::: MATERIAL PROVIDED :::
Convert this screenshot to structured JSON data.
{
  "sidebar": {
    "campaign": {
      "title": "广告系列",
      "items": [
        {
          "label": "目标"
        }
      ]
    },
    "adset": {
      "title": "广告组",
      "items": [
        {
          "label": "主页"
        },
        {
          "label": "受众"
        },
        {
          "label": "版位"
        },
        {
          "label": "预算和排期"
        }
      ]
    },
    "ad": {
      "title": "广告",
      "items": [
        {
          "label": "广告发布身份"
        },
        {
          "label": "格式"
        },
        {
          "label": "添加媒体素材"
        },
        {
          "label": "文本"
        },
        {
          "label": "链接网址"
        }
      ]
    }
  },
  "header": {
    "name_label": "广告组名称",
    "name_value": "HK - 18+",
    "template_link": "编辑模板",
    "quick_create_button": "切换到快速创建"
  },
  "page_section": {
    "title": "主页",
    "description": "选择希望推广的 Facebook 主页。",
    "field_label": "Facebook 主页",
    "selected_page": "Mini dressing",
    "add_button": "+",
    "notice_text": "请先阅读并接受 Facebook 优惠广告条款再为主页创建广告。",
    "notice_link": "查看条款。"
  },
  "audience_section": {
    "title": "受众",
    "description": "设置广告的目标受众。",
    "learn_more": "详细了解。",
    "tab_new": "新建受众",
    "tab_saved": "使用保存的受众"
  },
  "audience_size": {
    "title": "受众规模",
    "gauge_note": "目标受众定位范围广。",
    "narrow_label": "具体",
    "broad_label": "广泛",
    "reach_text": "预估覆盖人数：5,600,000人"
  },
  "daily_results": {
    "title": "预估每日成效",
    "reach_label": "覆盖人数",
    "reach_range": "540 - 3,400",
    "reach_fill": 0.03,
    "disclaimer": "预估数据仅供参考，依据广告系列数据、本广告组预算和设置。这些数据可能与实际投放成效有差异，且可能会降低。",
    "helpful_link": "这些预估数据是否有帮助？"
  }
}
:::
* AIM
From the records above, extract each line exactly as shown.

* WRITTEN ANSWER
Convert this screenshot to structured JSON data.
{
  "sidebar": {
    "campaign": {
      "title": "广告系列",
      "items": [
        {
          "label": "目标"
        }
      ]
    },
    "adset": {
      "title": "广告组",
      "items": [
        {
          "label": "主页"
        },
        {
          "label": "受众"
        },
        {
          "label": "版位"
        },
        {
          "label": "预算和排期"
        }
      ]
    },
    "ad": {
      "title": "广告",
      "items": [
        {
          "label": "广告发布身份"
        },
        {
          "label": "格式"
        },
        {
          "label": "添加媒体素材"
        },
        {
          "label": "文本"
        },
        {
          "label": "链接网址"
        }
      ]
    }
  },
  "header": {
    "name_label": "广告组名称",
    "name_value": "HK - 18+",
    "template_link": "编辑模板",
    "quick_create_button": "切换到快速创建"
  },
  "page_section": {
    "title": "主页",
    "description": "选择希望推广的 Facebook 主页。",
    "field_label": "Facebook 主页",
    "selected_page": "Mini dressing",
    "add_button": "+",
    "notice_text": "请先阅读并接受 Facebook 优惠广告条款再为主页创建广告。",
    "notice_link": "查看条款。"
  },
  "audience_section": {
    "title": "受众",
    "description": "设置广告的目标受众。",
    "learn_more": "详细了解。",
    "tab_new": "新建受众",
    "tab_saved": "使用保存的受众"
  },
  "audience_size": {
    "title": "受众规模",
    "gauge_note": "目标受众定位范围广。",
    "narrow_label": "具体",
    "broad_label": "广泛",
    "reach_text": "预估覆盖人数：5,600,000人"
  },
  "daily_results": {
    "title": "预估每日成效",
    "reach_label": "覆盖人数",
    "reach_range": "540 - 3,400",
    "reach_fill": 0.03,
    "disclaimer": "预估数据仅供参考，依据广告系列数据、本广告组预算和设置。这些数据可能与实际投放成效有差异，且可能会降低。",
    "helpful_link": "这些预估数据是否有帮助？"
  }
}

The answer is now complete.